** Page text **
Black-and-white portrait of a middle-aged white man and woman

Cindy and Howard Rachofsky

Dallas

Investments

Contemporary art with an emphasis on Italian, Japanese, and Korean art; Postwar art with an emphasis on Italian, Japanese, and Korean art

Overview

“The most visible manifestation of affluence,” Howard Rachofsky once told Bloomberg Business, “is what’s hanging on your walls.” And here’s how Rachofsky views his own affluence: What’s hanging on his and his wife Cindy’s walls are pieces from a 1,200-work collection primarily devoted to American and European postwar movements, displayed on a rotating basis at their private residence, the Rachofsky House, in Dallas. What can’t be found at the house could very well be on view at the Warehouse, a project space that Howard initiated with fellow collector Vernon Faulconer for the purpose of providing scholars, curators, and critics access to their respective holdings.  “[Rachofsky] didn’t want to have children grow up in Dallas and have to go out of town to see great contemporary art, like he had to do,” John Sughrue, a cofounder of the Dallas Art Fair, told Artnet News in 2017. “He’s a champion, and he’s a community leader.” 

One of the Rachofskys’ favorite pieces, according to an article in W magazine, is Tom Friedman’s Untitled (2003), a giant blue man, made entirely of Styrofoam, staring shyly down at his shoes. “It weighs almost nothing, yet it has great presence,” Howard said. “It was an instant love affair.”

** Data provided **

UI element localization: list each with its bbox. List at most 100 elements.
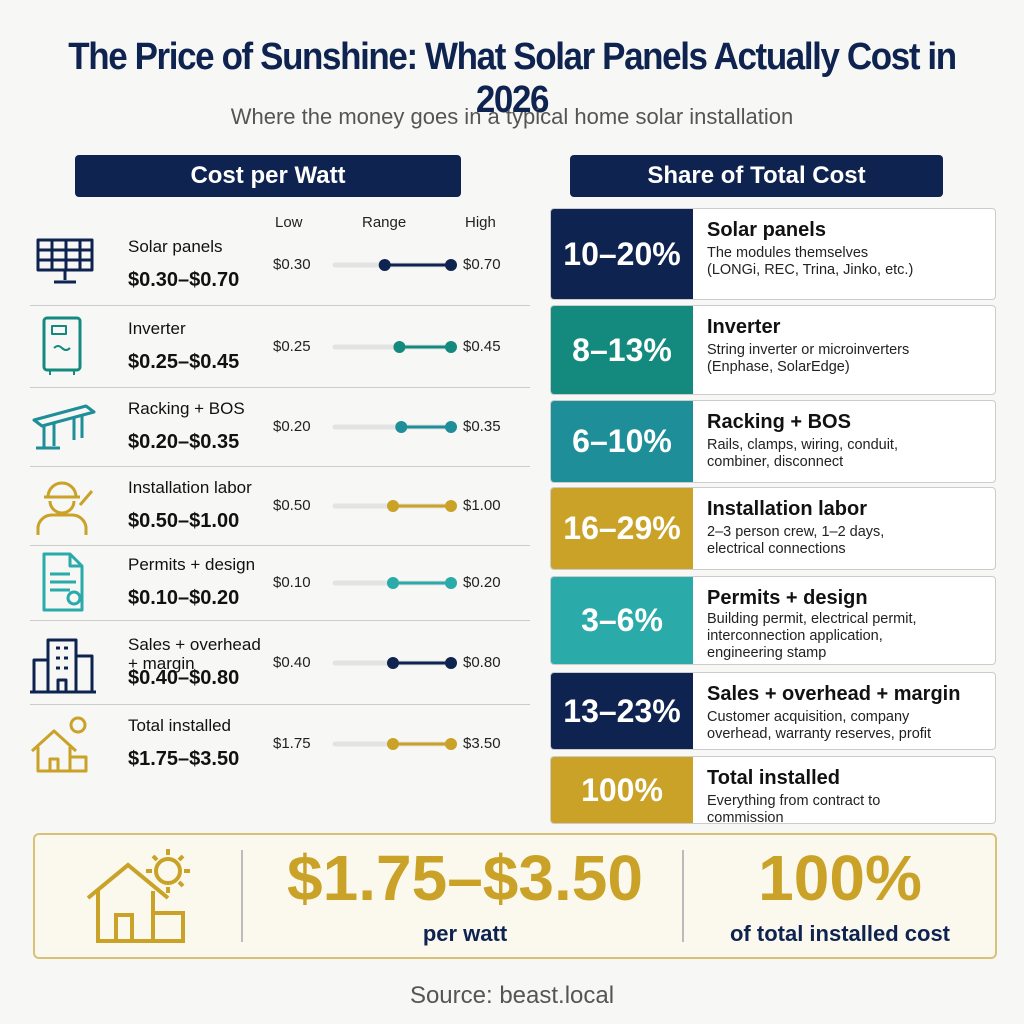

** Stated exercise **
In the profile of Cindy and Howard Rachofsky, with whom did Howard initiate the Warehouse project space?

** Expected answer **
Fellow collector Vernon Faulconer.